>> Begin

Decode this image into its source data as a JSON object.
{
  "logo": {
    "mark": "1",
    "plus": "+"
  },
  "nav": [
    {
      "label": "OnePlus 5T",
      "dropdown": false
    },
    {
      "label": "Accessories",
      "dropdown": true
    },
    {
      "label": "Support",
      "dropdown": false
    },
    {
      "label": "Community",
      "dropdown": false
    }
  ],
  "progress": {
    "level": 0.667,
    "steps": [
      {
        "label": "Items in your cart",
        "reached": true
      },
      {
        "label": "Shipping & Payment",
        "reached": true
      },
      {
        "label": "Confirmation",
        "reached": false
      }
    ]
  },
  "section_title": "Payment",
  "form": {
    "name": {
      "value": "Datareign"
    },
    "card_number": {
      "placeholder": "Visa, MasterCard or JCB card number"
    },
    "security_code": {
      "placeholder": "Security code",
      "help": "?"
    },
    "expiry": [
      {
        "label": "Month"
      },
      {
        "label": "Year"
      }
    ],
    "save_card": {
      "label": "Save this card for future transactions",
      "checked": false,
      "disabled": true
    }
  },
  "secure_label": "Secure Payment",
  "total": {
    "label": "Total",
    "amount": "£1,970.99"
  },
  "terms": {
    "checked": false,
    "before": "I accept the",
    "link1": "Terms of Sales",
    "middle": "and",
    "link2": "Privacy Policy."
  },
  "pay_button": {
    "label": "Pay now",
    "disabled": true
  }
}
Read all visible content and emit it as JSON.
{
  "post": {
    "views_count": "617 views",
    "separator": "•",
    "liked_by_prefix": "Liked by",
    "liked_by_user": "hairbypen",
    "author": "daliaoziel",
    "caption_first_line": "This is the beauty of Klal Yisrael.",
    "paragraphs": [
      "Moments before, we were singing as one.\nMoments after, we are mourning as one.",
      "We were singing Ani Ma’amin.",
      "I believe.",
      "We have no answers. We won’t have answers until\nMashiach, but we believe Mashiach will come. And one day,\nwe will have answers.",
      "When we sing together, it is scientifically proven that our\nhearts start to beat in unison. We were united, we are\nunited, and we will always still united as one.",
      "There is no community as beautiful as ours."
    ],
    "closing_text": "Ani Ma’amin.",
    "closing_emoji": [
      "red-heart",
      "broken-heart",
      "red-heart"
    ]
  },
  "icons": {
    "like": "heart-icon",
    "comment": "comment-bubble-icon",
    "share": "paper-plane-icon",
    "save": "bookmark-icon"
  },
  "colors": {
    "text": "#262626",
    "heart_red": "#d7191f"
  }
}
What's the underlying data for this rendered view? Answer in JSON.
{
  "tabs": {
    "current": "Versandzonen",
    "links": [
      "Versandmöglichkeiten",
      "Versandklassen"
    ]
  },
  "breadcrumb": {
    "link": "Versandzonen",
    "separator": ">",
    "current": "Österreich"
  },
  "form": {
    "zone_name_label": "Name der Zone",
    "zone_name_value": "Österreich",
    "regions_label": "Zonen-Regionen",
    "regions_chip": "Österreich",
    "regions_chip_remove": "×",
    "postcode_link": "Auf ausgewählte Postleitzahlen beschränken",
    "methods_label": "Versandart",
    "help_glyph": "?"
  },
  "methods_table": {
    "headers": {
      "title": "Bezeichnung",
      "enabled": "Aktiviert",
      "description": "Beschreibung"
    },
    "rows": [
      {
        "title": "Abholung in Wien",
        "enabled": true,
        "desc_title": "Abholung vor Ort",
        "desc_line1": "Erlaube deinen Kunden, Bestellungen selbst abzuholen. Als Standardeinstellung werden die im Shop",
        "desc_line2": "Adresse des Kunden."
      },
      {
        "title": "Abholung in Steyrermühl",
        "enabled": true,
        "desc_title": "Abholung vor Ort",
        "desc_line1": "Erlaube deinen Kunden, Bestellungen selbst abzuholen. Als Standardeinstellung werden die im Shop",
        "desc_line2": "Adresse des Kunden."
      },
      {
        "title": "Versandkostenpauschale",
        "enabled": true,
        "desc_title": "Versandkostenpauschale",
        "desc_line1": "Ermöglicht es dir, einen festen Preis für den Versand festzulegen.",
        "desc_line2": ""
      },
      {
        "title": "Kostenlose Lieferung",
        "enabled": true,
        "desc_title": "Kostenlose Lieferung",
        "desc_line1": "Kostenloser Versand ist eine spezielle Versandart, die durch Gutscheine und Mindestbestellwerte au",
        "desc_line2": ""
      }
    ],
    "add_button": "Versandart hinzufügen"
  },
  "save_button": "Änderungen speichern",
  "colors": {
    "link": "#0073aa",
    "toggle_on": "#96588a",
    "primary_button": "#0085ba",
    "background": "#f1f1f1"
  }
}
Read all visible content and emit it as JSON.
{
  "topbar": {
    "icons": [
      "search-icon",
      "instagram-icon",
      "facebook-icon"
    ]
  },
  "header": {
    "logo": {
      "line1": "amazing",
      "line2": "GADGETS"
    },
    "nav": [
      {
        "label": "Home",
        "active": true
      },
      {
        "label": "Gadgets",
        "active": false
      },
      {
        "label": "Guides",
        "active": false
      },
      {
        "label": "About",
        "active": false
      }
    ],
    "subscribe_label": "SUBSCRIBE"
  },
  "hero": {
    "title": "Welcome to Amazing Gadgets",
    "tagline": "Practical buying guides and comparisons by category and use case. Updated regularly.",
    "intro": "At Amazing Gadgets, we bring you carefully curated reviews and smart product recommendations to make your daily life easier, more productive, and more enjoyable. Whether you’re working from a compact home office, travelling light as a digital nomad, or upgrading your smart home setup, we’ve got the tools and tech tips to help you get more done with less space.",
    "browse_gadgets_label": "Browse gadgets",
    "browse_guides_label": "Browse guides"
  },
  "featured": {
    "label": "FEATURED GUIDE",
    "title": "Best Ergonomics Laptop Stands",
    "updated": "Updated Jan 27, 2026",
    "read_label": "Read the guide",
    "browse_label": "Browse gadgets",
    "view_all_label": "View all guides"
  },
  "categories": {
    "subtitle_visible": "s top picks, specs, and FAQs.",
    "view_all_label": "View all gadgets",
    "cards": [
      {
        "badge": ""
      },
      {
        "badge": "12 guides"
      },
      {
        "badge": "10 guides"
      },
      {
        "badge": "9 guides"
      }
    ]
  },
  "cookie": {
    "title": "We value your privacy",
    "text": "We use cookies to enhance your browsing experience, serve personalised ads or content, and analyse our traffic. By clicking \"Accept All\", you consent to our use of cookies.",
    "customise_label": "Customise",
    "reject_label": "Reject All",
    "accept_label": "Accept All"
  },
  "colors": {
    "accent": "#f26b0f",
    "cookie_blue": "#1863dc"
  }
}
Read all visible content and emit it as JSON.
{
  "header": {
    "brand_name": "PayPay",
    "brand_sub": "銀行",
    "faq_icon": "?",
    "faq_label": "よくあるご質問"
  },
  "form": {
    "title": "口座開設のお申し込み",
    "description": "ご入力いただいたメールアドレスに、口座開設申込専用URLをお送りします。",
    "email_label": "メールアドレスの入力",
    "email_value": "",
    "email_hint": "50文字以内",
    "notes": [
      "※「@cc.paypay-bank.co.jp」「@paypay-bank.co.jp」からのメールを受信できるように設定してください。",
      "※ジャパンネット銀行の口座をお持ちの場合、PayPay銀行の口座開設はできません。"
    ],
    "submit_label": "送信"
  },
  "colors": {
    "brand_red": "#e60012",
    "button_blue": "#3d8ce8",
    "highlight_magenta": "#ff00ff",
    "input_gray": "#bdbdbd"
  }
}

>> End

* WHAT YOU NEED TO DO:
Copy each line of the records above that carries the word "Abholung".

* TASK RESULT:
        "title": "Abholung in Wien",
        "desc_title": "Abholung vor Ort",
        "title": "Abholung in Steyrermühl",
        "desc_title": "Abholung vor Ort",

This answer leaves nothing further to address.